All entries are to be quoted exactly; the images stay out of the copy.

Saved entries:

- - - -

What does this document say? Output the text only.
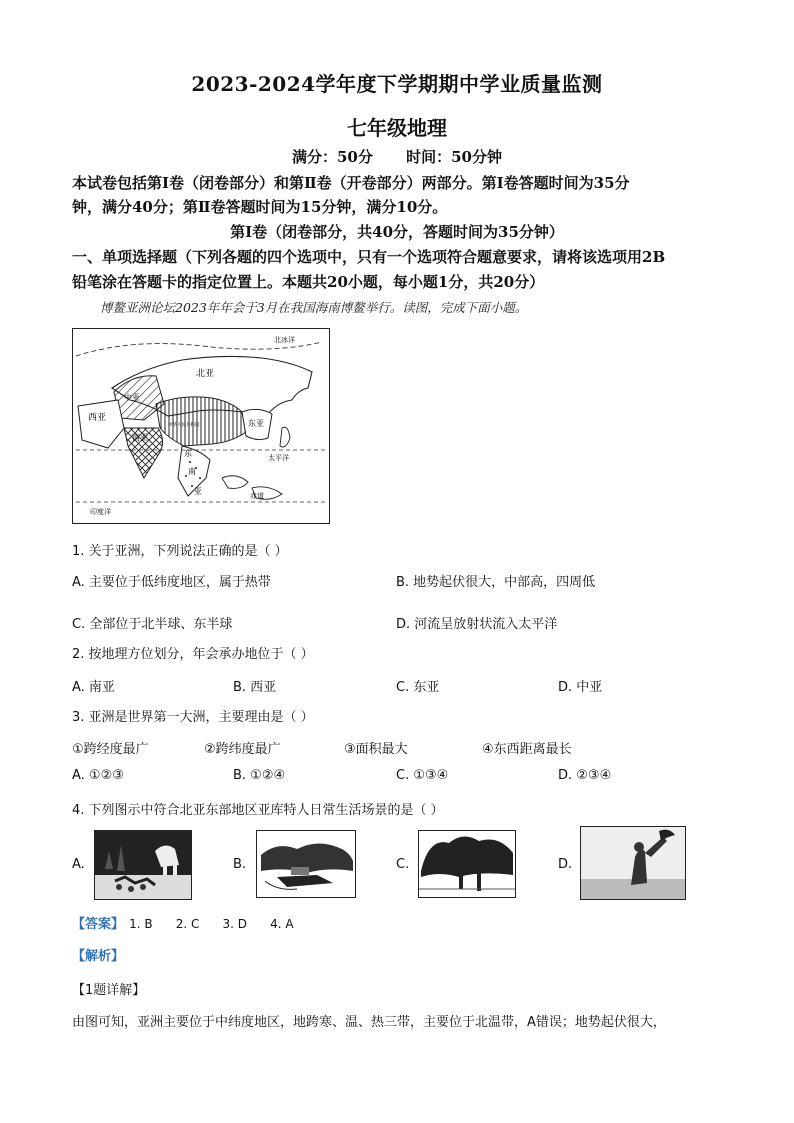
2023-2024学年度下学期期中学业质量监测
七年级地理
满分：50分 时间：50分钟
本试卷包括第Ⅰ卷（闭卷部分）和第Ⅱ卷（开卷部分）两部分。第Ⅰ卷答题时间为35分
钟，满分40分；第Ⅱ卷答题时间为15分钟，满分10分。
第Ⅰ卷（闭卷部分，共40分，答题时间为35分钟）
一、单项选择题（下列各题的四个选项中，只有一个选项符合题意要求，请将该选项用2B
铅笔涂在答题卡的指定位置上。本题共20小题，每小题1分，共20分）
博鳌亚洲论坛2023年年会于3月在我国海南博鳌举行。读图，完成下面小题。
北冰洋
北亚
中亚
西亚
东亚
中华人民共和国
南亚
东
南
亚
太平洋
赤道
印度洋
1. 关于亚洲，下列说法正确的是（ ）
A. 主要位于低纬度地区，属于热带	B. 地势起伏很大，中部高，四周低
C. 全部位于北半球、东半球	D. 河流呈放射状流入太平洋
2. 按地理方位划分，年会承办地位于（ ）
A. 南亚	B. 西亚	C. 东亚	D. 中亚
3. 亚洲是世界第一大洲，主要理由是（ ）
①跨经度最广	②跨纬度最广	③面积最大	④东西距离最长
A. ①②③	B. ①②④	C. ①③④	D. ②③④
4. 下列图示中符合北亚东部地区亚库特人日常生活场景的是（ ）
A.	B.	C.	D.
【答案】 1. B 2. C 3. D 4. A
【解析】
【1题详解】
由图可知，亚洲主要位于中纬度地区，地跨寒、温、热三带，主要位于北温带，A错误；地势起伏很大，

- - - -

Response to this exercise =>
What does this document say? Output the text only.
2023-2024学年度下学期期中学业质量监测
七年级地理
满分：50分 时间：50分钟
本试卷包括第Ⅰ卷（闭卷部分）和第Ⅱ卷（开卷部分）两部分。第Ⅰ卷答题时间为35分
钟，满分40分；第Ⅱ卷答题时间为15分钟，满分10分。
第Ⅰ卷（闭卷部分，共40分，答题时间为35分钟）
一、单项选择题（下列各题的四个选项中，只有一个选项符合题意要求，请将该选项用2B
铅笔涂在答题卡的指定位置上。本题共20小题，每小题1分，共20分）
博鳌亚洲论坛2023年年会于3月在我国海南博鳌举行。读图，完成下面小题。
北冰洋
北亚
中亚
西亚
东亚
中华人民共和国
南亚
东
南
亚
太平洋
赤道
印度洋
1. 关于亚洲，下列说法正确的是（ ）
A. 主要位于低纬度地区，属于热带	B. 地势起伏很大，中部高，四周低
C. 全部位于北半球、东半球	D. 河流呈放射状流入太平洋
2. 按地理方位划分，年会承办地位于（ ）
A. 南亚	B. 西亚	C. 东亚	D. 中亚
3. 亚洲是世界第一大洲，主要理由是（ ）
①跨经度最广	②跨纬度最广	③面积最大	④东西距离最长
A. ①②③	B. ①②④	C. ①③④	D. ②③④
4. 下列图示中符合北亚东部地区亚库特人日常生活场景的是（ ）
A.	B.	C.	D.
【答案】 1. B 2. C 3. D 4. A
【解析】
【1题详解】
由图可知，亚洲主要位于中纬度地区，地跨寒、温、热三带，主要位于北温带，A错误；地势起伏很大，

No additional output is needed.